── PROVIDED ENTRIES
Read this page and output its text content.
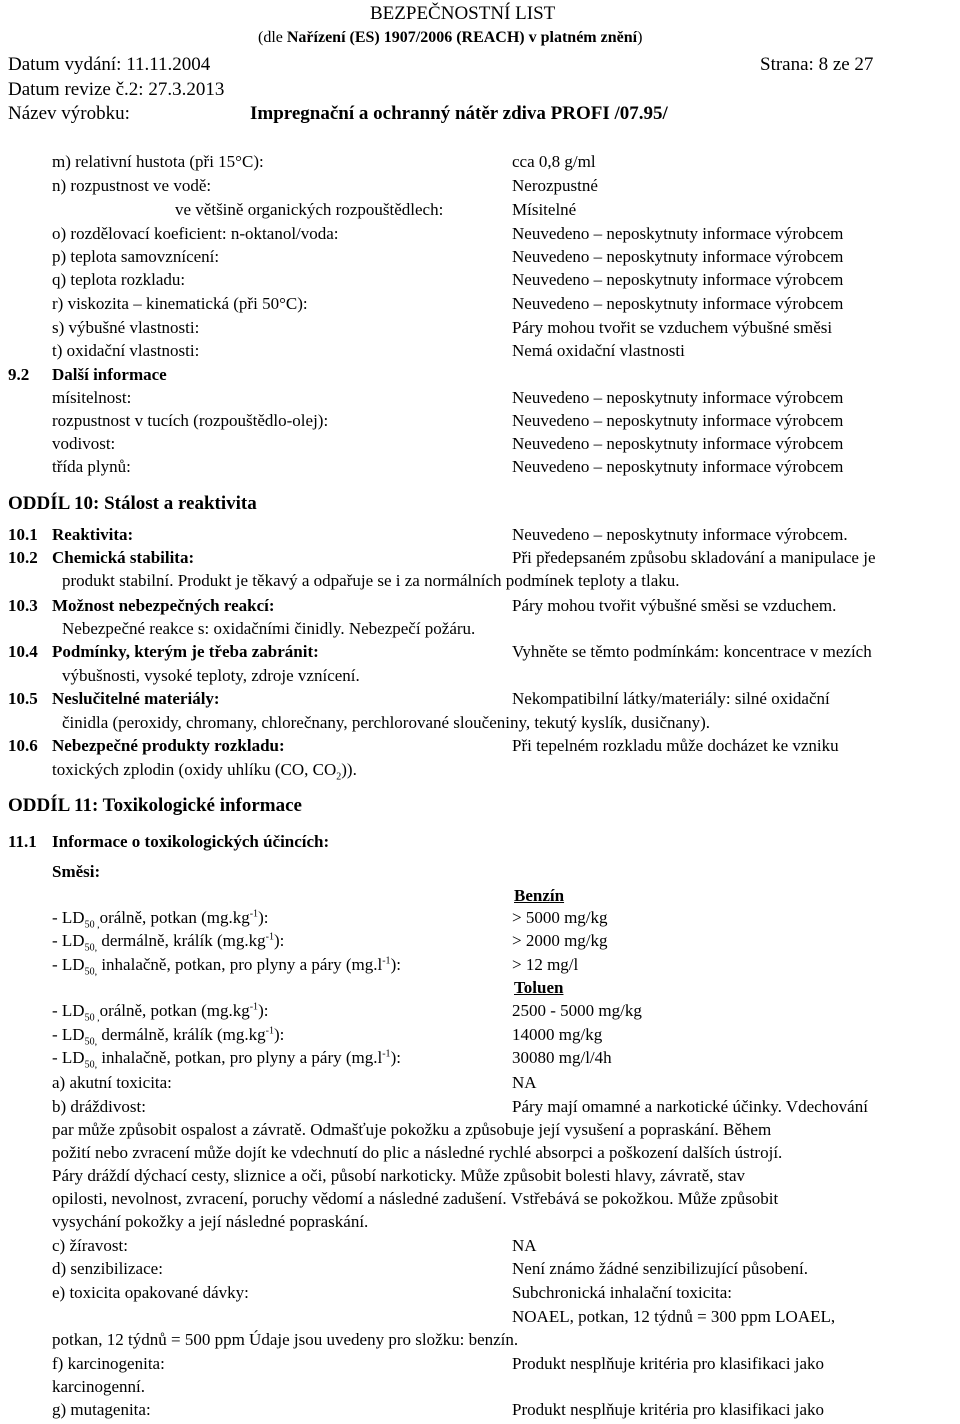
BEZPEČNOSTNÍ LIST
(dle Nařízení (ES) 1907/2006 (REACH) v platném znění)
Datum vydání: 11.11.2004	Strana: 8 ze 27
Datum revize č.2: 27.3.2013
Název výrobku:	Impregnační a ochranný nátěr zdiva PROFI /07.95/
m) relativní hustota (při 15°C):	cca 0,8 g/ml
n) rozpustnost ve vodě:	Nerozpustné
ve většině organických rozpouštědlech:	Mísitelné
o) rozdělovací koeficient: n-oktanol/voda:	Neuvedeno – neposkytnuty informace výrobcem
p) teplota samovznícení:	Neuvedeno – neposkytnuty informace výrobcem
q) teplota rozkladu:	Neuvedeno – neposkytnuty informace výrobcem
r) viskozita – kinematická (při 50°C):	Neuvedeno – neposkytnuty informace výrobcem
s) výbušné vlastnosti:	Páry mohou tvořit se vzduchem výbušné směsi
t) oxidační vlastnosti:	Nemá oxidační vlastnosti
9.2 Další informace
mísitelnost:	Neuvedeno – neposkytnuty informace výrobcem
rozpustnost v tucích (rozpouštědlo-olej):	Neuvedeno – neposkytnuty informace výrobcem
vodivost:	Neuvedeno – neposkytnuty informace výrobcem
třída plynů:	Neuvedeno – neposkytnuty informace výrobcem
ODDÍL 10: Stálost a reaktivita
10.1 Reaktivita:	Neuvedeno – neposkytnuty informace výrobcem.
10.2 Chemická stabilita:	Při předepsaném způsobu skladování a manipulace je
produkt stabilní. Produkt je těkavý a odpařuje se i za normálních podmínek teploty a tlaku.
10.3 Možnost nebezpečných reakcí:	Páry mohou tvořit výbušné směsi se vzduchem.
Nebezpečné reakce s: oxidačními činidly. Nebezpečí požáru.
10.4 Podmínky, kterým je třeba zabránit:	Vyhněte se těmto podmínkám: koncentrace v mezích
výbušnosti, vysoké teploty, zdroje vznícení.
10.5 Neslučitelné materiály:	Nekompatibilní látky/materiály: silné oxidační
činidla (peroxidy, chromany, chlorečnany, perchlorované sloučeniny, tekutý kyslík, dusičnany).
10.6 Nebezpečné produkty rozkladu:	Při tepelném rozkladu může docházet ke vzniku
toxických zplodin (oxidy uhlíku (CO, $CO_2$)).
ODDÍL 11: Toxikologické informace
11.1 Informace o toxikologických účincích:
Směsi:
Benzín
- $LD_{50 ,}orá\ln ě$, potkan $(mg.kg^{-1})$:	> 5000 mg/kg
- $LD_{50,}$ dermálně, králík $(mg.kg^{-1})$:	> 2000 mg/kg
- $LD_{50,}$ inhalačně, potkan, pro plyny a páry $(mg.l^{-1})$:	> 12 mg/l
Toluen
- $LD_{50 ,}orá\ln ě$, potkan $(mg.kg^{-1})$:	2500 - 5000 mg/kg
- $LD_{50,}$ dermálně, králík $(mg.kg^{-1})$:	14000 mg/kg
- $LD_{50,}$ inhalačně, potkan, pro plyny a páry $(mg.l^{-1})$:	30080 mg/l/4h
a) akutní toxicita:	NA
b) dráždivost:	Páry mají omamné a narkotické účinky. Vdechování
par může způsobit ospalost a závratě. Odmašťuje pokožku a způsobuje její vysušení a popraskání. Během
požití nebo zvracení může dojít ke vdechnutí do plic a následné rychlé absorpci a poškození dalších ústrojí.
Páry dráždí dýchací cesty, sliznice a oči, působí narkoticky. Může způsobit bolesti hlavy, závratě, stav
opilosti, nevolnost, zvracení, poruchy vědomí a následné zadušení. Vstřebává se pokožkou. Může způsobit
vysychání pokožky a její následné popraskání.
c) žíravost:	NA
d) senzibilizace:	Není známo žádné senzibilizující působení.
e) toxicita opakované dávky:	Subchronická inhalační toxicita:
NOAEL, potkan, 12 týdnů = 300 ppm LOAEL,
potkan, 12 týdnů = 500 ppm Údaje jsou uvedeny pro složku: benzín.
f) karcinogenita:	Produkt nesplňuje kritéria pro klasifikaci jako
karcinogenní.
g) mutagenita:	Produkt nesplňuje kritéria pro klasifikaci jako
────
- **TASK DIRECTIONS**
The records above are to be quoted exactly, with all pictures left out.

- **TASK OUTPUT**
Read this page and output its text content.
BEZPEČNOSTNÍ LIST
(dle Nařízení (ES) 1907/2006 (REACH) v platném znění)
Datum vydání: 11.11.2004	Strana: 8 ze 27
Datum revize č.2: 27.3.2013
Název výrobku:	Impregnační a ochranný nátěr zdiva PROFI /07.95/
m) relativní hustota (při 15°C):	cca 0,8 g/ml
n) rozpustnost ve vodě:	Nerozpustné
ve většině organických rozpouštědlech:	Mísitelné
o) rozdělovací koeficient: n-oktanol/voda:	Neuvedeno – neposkytnuty informace výrobcem
p) teplota samovznícení:	Neuvedeno – neposkytnuty informace výrobcem
q) teplota rozkladu:	Neuvedeno – neposkytnuty informace výrobcem
r) viskozita – kinematická (při 50°C):	Neuvedeno – neposkytnuty informace výrobcem
s) výbušné vlastnosti:	Páry mohou tvořit se vzduchem výbušné směsi
t) oxidační vlastnosti:	Nemá oxidační vlastnosti
9.2 Další informace
mísitelnost:	Neuvedeno – neposkytnuty informace výrobcem
rozpustnost v tucích (rozpouštědlo-olej):	Neuvedeno – neposkytnuty informace výrobcem
vodivost:	Neuvedeno – neposkytnuty informace výrobcem
třída plynů:	Neuvedeno – neposkytnuty informace výrobcem
ODDÍL 10: Stálost a reaktivita
10.1 Reaktivita:	Neuvedeno – neposkytnuty informace výrobcem.
10.2 Chemická stabilita:	Při předepsaném způsobu skladování a manipulace je
produkt stabilní. Produkt je těkavý a odpařuje se i za normálních podmínek teploty a tlaku.
10.3 Možnost nebezpečných reakcí:	Páry mohou tvořit výbušné směsi se vzduchem.
Nebezpečné reakce s: oxidačními činidly. Nebezpečí požáru.
10.4 Podmínky, kterým je třeba zabránit:	Vyhněte se těmto podmínkám: koncentrace v mezích
výbušnosti, vysoké teploty, zdroje vznícení.
10.5 Neslučitelné materiály:	Nekompatibilní látky/materiály: silné oxidační
činidla (peroxidy, chromany, chlorečnany, perchlorované sloučeniny, tekutý kyslík, dusičnany).
10.6 Nebezpečné produkty rozkladu:	Při tepelném rozkladu může docházet ke vzniku
toxických zplodin (oxidy uhlíku (CO, $CO_2$)).
ODDÍL 11: Toxikologické informace
11.1 Informace o toxikologických účincích:
Směsi:
Benzín
- $LD_{50 ,}orá\ln ě$, potkan $(mg.kg^{-1})$:	> 5000 mg/kg
- $LD_{50,}$ dermálně, králík $(mg.kg^{-1})$:	> 2000 mg/kg
- $LD_{50,}$ inhalačně, potkan, pro plyny a páry $(mg.l^{-1})$:	> 12 mg/l
Toluen
- $LD_{50 ,}orá\ln ě$, potkan $(mg.kg^{-1})$:	2500 - 5000 mg/kg
- $LD_{50,}$ dermálně, králík $(mg.kg^{-1})$:	14000 mg/kg
- $LD_{50,}$ inhalačně, potkan, pro plyny a páry $(mg.l^{-1})$:	30080 mg/l/4h
a) akutní toxicita:	NA
b) dráždivost:	Páry mají omamné a narkotické účinky. Vdechování
par může způsobit ospalost a závratě. Odmašťuje pokožku a způsobuje její vysušení a popraskání. Během
požití nebo zvracení může dojít ke vdechnutí do plic a následné rychlé absorpci a poškození dalších ústrojí.
Páry dráždí dýchací cesty, sliznice a oči, působí narkoticky. Může způsobit bolesti hlavy, závratě, stav
opilosti, nevolnost, zvracení, poruchy vědomí a následné zadušení. Vstřebává se pokožkou. Může způsobit
vysychání pokožky a její následné popraskání.
c) žíravost:	NA
d) senzibilizace:	Není známo žádné senzibilizující působení.
e) toxicita opakované dávky:	Subchronická inhalační toxicita:
NOAEL, potkan, 12 týdnů = 300 ppm LOAEL,
potkan, 12 týdnů = 500 ppm Údaje jsou uvedeny pro složku: benzín.
f) karcinogenita:	Produkt nesplňuje kritéria pro klasifikaci jako
karcinogenní.
g) mutagenita:	Produkt nesplňuje kritéria pro klasifikaci jako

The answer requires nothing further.